_MATERIAL TO PROCESS_.
■ ■ ■ ■ ■
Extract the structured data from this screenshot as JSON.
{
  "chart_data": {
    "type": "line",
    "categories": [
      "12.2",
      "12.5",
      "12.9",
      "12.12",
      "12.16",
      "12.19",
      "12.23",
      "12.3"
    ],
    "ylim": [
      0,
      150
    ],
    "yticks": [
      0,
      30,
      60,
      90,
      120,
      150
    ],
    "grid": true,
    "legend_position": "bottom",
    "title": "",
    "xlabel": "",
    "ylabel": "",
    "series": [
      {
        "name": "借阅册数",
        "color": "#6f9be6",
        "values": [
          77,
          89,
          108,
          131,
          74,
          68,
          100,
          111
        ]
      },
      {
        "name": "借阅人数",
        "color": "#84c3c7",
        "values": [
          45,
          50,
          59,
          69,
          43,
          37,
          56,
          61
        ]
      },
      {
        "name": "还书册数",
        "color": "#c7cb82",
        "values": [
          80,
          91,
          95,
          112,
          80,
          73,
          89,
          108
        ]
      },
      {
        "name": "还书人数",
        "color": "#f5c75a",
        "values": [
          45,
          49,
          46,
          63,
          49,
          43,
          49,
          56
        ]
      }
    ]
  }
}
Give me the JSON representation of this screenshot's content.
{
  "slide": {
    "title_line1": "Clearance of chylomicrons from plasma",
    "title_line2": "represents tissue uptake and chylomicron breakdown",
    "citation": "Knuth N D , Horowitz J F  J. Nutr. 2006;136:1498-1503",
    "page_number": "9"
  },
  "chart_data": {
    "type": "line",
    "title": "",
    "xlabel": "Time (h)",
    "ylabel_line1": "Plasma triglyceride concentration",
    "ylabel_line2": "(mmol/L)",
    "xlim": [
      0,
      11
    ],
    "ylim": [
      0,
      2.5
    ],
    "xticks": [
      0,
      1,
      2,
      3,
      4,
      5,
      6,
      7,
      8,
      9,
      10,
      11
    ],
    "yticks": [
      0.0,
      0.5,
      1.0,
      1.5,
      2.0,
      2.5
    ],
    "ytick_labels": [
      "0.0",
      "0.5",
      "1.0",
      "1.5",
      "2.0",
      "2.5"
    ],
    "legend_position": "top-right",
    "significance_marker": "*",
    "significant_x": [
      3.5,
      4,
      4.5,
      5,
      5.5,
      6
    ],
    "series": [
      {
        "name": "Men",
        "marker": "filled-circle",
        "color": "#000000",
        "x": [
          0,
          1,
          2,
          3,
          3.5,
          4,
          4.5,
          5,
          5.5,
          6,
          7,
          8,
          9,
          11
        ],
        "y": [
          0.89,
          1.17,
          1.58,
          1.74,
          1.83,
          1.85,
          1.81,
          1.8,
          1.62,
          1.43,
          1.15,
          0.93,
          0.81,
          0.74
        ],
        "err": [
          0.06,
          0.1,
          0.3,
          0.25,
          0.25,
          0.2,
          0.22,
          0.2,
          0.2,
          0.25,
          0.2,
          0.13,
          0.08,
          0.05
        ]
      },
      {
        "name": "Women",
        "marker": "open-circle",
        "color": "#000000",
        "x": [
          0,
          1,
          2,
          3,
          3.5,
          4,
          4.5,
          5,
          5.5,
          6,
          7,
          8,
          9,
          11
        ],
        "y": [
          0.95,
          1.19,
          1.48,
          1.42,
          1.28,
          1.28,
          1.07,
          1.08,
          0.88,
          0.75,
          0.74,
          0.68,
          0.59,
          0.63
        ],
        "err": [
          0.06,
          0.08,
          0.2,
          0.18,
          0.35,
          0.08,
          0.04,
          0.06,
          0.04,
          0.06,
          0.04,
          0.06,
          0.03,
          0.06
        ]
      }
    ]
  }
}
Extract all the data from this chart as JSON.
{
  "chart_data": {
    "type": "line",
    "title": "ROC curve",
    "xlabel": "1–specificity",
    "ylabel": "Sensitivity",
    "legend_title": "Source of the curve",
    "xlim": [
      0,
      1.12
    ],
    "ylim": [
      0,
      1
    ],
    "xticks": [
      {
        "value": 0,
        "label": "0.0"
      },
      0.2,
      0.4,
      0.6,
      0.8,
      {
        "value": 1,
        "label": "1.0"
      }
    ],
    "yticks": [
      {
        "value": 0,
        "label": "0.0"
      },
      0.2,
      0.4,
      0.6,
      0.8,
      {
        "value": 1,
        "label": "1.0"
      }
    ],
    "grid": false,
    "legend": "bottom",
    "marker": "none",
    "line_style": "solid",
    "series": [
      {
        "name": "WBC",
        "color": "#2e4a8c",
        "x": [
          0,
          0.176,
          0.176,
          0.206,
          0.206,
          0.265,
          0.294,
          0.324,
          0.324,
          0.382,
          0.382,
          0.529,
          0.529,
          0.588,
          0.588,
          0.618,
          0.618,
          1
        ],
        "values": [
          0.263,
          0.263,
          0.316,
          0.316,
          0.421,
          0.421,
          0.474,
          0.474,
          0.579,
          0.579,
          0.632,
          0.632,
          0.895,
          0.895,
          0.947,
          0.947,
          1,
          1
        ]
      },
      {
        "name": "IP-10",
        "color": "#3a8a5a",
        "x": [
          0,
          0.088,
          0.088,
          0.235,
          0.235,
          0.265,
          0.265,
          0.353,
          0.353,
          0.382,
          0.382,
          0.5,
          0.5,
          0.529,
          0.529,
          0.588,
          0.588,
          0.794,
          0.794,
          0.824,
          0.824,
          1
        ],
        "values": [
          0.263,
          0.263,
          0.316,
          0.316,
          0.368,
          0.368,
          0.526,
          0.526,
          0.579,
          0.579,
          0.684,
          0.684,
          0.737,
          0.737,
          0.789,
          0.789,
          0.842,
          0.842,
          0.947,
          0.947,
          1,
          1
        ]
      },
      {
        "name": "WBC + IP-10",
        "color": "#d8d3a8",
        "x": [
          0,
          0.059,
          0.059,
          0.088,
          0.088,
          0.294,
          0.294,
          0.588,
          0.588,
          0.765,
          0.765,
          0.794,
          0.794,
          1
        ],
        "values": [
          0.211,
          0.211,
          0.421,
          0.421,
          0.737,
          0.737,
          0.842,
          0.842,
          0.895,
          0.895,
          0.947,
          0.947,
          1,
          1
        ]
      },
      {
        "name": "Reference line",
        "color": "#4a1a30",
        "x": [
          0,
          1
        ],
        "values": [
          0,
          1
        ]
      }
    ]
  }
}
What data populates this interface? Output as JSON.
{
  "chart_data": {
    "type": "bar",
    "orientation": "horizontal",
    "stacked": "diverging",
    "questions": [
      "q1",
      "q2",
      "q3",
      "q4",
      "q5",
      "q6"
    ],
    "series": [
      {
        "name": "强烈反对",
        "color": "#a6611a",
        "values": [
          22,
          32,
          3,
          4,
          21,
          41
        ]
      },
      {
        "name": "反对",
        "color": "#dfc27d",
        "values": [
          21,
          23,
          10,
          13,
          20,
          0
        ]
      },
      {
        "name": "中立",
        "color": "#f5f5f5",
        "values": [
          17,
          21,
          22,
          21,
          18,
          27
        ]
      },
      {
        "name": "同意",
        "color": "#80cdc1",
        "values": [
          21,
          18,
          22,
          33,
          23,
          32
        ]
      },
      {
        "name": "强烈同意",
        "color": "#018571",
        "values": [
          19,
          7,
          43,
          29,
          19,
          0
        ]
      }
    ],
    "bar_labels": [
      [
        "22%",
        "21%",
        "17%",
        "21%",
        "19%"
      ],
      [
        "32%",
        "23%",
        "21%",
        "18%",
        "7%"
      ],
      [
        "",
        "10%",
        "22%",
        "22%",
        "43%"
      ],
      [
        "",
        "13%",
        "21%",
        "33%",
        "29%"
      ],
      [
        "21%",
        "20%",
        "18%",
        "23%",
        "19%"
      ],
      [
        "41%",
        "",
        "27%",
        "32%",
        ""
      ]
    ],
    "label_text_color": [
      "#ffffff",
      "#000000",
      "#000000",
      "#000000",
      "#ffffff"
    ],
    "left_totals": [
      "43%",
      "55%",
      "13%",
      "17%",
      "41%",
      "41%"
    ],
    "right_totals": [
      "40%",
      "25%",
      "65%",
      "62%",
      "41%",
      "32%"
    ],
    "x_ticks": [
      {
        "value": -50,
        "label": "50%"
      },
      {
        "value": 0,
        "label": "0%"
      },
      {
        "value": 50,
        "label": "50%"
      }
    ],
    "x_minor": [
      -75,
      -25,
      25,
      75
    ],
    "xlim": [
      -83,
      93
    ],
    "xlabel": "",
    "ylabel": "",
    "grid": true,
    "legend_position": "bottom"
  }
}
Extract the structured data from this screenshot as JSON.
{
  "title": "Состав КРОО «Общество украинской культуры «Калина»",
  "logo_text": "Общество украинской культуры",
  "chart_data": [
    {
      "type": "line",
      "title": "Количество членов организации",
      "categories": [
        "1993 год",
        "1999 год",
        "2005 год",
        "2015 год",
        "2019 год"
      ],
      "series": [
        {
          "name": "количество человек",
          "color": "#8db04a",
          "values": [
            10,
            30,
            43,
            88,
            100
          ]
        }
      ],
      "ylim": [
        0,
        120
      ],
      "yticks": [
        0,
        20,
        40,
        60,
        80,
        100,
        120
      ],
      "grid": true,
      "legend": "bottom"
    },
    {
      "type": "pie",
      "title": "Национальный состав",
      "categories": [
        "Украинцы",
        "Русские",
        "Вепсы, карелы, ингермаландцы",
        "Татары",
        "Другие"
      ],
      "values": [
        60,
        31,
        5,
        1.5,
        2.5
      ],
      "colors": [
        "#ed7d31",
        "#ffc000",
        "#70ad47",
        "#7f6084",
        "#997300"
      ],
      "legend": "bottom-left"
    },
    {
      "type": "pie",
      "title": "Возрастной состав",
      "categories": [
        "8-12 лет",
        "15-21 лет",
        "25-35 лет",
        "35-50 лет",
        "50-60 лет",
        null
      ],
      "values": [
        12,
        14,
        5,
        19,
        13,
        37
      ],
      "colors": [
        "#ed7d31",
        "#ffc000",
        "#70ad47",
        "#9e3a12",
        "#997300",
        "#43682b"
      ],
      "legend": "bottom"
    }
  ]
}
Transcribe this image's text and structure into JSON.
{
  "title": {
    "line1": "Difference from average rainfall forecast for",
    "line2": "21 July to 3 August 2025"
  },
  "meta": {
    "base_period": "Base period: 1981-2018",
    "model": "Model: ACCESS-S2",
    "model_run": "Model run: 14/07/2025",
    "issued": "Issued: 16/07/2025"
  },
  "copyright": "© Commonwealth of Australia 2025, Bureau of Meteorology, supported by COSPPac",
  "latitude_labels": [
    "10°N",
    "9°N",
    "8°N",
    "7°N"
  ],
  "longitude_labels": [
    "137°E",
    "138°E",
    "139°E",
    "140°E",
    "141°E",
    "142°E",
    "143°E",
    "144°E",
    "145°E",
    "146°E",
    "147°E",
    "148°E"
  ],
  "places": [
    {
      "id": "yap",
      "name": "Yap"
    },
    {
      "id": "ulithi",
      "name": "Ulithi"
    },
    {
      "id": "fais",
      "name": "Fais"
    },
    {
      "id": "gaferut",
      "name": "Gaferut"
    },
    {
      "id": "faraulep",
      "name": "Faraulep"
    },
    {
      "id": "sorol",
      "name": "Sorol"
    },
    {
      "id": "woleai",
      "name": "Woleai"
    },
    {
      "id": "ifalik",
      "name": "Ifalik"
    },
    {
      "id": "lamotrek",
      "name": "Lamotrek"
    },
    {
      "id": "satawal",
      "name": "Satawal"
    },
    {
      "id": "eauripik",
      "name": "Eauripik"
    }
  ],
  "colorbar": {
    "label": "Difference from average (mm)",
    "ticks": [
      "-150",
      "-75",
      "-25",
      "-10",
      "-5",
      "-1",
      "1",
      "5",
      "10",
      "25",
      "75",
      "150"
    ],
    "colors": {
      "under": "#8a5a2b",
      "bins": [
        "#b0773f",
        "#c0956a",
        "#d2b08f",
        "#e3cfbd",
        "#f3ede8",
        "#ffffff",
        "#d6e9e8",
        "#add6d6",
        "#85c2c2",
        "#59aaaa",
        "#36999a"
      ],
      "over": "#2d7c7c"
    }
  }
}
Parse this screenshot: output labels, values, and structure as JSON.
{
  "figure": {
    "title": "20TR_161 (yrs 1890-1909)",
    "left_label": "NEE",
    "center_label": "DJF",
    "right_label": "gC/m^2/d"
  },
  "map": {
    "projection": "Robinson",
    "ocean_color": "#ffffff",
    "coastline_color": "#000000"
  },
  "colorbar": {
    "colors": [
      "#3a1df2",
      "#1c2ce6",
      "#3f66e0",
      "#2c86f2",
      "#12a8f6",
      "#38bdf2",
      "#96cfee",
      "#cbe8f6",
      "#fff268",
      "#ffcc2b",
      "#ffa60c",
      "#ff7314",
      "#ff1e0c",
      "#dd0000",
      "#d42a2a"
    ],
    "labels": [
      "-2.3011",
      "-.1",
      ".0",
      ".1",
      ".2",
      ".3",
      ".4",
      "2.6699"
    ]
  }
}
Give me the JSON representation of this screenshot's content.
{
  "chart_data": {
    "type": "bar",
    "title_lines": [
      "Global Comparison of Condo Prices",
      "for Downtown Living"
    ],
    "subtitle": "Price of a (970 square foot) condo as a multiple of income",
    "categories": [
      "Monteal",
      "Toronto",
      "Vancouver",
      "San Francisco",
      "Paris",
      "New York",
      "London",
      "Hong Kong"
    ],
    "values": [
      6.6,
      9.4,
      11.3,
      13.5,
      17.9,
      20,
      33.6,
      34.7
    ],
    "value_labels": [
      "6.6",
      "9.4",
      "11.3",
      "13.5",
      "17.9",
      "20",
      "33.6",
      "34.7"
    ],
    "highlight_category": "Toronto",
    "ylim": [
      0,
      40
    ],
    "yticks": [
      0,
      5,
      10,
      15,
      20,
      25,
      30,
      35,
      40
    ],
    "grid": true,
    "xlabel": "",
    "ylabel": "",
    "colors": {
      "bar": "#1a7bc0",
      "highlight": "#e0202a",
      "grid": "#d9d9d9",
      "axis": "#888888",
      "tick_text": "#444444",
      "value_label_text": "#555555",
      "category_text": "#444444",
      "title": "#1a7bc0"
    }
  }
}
■ ■ ■ ■ ■
_BRIEF_.
Report only the number of lines in the listing that contain the word "украинской".

_ANSWER TO THE TASK_.
2